### SOURCE TEXT
#####

# Magnolia Rd



## TiBike (Aug 2, 2004)

In a conversation this weekend I was asked what percent grade is Magnolia Road (from Boulder Canyon to the end of the pavement). Anybody know???


----------



## jrepko (Dec 27, 2004)

*Estimate - 10%*

This might help: http://tinyurl.com/ckuhs. Make sure you have Elevation turned on.

I'm not sure how far the pavement extends, but the part I mapped out shows a gain ove aboout 2100 feet over 4.3 miles, for grade of 10%. gmap-pedometer is a wonder for grade estimation - if I have the route wrong you might do better remapping it.


----------



## fleck (Mar 25, 2005)

jrepko said:


> This might help: http://tinyurl.com/ckuhs. Make sure you have Elevation turned on.
> 
> I'm not sure how far the pavement extends, but the part I mapped out shows a gain ove aboout 2100 feet over 4.3 miles, for grade of 10%. gmap-pedometer is a wonder for grade estimation - if I have the route wrong you might do better remapping it.

#####

### EXCERPTED RECORDS
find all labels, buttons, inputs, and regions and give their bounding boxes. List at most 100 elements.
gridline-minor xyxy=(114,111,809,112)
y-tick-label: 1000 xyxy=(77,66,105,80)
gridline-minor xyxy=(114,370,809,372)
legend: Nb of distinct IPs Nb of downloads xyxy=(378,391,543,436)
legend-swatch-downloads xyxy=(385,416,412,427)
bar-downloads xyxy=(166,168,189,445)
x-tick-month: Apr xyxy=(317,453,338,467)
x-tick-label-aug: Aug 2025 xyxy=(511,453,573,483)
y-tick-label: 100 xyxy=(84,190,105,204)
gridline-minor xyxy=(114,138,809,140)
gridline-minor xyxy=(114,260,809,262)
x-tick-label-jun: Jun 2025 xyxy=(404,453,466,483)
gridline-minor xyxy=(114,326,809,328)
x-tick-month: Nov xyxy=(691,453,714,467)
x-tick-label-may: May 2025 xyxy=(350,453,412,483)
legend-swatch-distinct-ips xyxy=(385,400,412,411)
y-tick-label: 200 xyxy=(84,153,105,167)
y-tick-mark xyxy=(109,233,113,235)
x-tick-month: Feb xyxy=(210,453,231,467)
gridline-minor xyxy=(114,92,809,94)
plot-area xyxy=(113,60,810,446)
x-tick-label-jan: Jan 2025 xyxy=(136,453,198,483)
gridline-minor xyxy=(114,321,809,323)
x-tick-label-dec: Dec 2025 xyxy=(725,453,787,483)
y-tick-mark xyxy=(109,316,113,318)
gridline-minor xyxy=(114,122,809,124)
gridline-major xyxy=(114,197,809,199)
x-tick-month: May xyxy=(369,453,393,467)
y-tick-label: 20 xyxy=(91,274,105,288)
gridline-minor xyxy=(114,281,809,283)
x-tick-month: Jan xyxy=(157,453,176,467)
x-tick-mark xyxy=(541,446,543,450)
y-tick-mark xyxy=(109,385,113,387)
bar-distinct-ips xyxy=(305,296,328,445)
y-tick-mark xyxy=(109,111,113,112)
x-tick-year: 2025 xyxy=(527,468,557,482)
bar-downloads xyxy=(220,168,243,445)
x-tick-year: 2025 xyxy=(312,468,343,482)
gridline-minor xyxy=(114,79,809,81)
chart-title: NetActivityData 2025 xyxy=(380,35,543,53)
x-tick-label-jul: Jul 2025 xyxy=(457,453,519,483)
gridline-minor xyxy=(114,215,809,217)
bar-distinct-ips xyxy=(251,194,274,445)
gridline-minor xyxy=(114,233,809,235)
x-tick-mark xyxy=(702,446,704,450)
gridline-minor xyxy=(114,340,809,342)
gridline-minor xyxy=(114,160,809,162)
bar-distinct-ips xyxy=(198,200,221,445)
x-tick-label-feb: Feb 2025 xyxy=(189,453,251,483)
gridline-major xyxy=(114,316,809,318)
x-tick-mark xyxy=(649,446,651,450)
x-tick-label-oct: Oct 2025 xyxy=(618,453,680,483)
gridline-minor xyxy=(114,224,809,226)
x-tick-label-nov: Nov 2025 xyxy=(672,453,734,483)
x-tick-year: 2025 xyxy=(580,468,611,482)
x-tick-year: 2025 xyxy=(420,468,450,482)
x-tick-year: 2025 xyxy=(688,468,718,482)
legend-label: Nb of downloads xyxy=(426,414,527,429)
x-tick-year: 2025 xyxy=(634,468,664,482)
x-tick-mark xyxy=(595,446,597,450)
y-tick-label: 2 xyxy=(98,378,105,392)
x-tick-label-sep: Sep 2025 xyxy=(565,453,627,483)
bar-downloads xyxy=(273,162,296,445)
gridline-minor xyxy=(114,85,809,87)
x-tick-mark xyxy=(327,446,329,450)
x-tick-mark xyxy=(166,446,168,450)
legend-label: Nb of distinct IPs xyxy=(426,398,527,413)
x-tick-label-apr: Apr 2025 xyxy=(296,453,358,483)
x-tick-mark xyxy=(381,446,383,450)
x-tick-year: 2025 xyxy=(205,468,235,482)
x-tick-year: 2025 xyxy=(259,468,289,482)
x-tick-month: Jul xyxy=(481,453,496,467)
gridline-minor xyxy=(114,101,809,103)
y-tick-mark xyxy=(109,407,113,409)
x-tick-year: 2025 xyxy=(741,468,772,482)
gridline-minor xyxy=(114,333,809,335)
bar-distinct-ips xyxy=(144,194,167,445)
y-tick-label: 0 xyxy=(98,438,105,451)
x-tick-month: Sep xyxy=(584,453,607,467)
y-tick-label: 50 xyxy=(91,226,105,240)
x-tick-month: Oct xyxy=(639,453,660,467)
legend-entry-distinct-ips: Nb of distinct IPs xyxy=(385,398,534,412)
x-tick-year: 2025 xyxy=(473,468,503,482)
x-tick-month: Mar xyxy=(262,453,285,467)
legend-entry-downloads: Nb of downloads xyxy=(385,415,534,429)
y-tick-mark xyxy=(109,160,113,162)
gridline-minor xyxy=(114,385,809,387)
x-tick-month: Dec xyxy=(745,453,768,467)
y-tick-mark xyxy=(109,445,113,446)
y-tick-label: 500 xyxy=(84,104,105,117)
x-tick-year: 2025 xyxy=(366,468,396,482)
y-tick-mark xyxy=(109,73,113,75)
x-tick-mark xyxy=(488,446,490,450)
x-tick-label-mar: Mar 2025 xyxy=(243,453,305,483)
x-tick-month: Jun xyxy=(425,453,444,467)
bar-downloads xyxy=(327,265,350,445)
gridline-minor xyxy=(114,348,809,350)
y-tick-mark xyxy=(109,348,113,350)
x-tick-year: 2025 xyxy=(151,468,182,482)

#####

### EXERCISE BRIEF
Write the next part of the forum thread about the grade of Magnolia Road, starting right after the last post shown. The records play no part in what comes next.

### EXERCISE ANSWER
thats an average of 10% for the road...
take a look at some info on the race up it...
http://www.boulderracing.com/2005_7_9.asp
17% in the begining is a hell of an icebreaker
that section was really tough. It pretty much determined who was going to be a threat. Some blew up right away never to be seen again. You want the right cassette for that section!


----------



## SlowBikeRacer (Nov 7, 2005)

This site has some good Boulder area Topo maps...
http://www.cyclingevents.com/TopoMaps/TopoBoulderRides.aspx

Looks like the begining of Magnolia Rd. Averages 11%. I know there are pitches more than that!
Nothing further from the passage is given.